Work required:
Leaving out the pictures, transcribe all of the records faithfully.

Record list:
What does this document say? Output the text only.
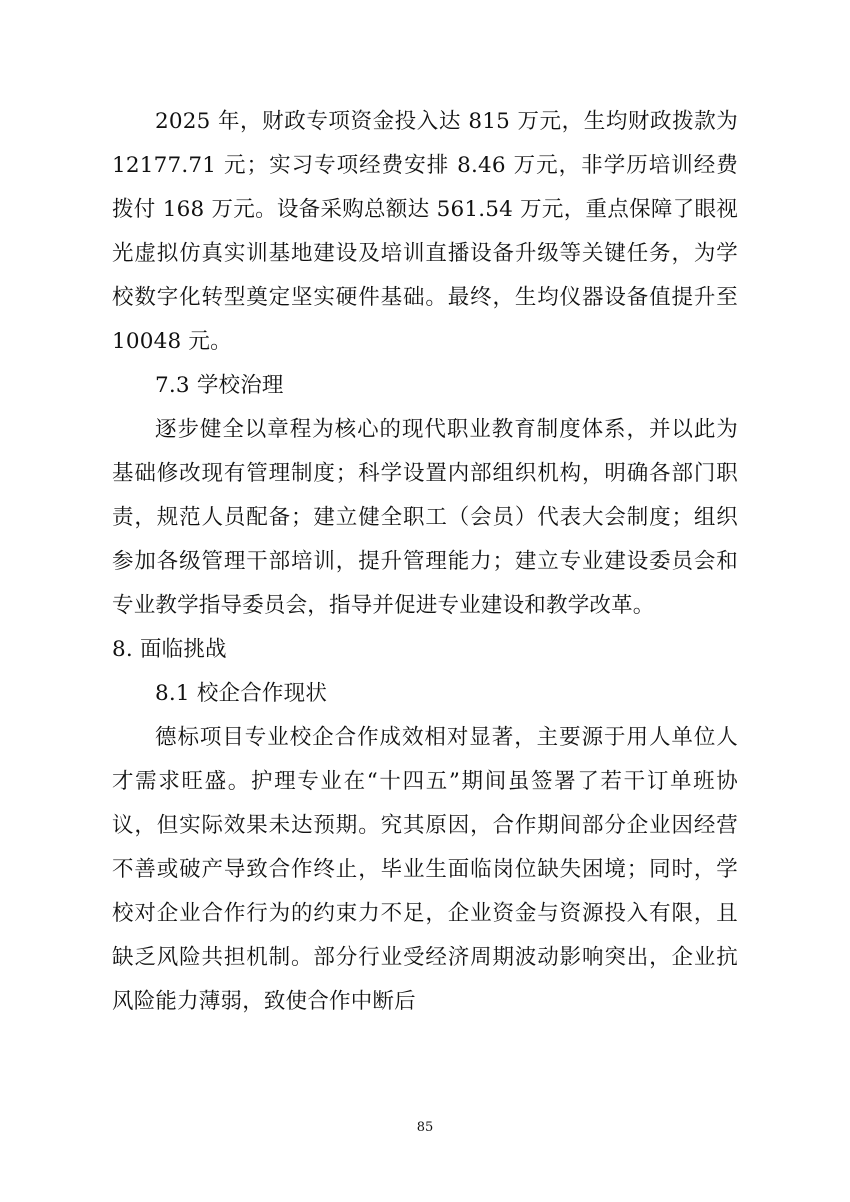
2025 年，财政专项资金投入达 815 万元，生均财政拨款为 12177.71 元；实习专项经费安排 8.46 万元，非学历培训经费拨付 168 万元。设备采购总额达 561.54 万元，重点保障了眼视光虚拟仿真实训基地建设及培训直播设备升级等关键任务，为学校数字化转型奠定坚实硬件基础。最终，生均仪器设备值提升至 10048 元。

7.3 学校治理

逐步健全以章程为核心的现代职业教育制度体系，并以此为基础修改现有管理制度；科学设置内部组织机构，明确各部门职责，规范人员配备；建立健全职工（会员）代表大会制度；组织参加各级管理干部培训，提升管理能力；建立专业建设委员会和专业教学指导委员会，指导并促进专业建设和教学改革。

8. 面临挑战
8.1 校企合作现状

德标项目专业校企合作成效相对显著，主要源于用人单位人才需求旺盛。护理专业在“十四五”期间虽签署了若干订单班协议，但实际效果未达预期。究其原因，合作期间部分企业因经营不善或破产导致合作终止，毕业生面临岗位缺失困境；同时，学校对企业合作行为的约束力不足，企业资金与资源投入有限，且缺乏风险共担机制。部分行业受经济周期波动影响突出，企业抗风险能力薄弱，致使合作中断后

85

Task response:
What does this document say? Output the text only.
2025 年，财政专项资金投入达 815 万元，生均财政拨款为 12177.71 元；实习专项经费安排 8.46 万元，非学历培训经费拨付 168 万元。设备采购总额达 561.54 万元，重点保障了眼视光虚拟仿真实训基地建设及培训直播设备升级等关键任务，为学校数字化转型奠定坚实硬件基础。最终，生均仪器设备值提升至 10048 元。

7.3 学校治理

逐步健全以章程为核心的现代职业教育制度体系，并以此为基础修改现有管理制度；科学设置内部组织机构，明确各部门职责，规范人员配备；建立健全职工（会员）代表大会制度；组织参加各级管理干部培训，提升管理能力；建立专业建设委员会和专业教学指导委员会，指导并促进专业建设和教学改革。

8. 面临挑战
8.1 校企合作现状

德标项目专业校企合作成效相对显著，主要源于用人单位人才需求旺盛。护理专业在“十四五”期间虽签署了若干订单班协议，但实际效果未达预期。究其原因，合作期间部分企业因经营不善或破产导致合作终止，毕业生面临岗位缺失困境；同时，学校对企业合作行为的约束力不足，企业资金与资源投入有限，且缺乏风险共担机制。部分行业受经济周期波动影响突出，企业抗风险能力薄弱，致使合作中断后

85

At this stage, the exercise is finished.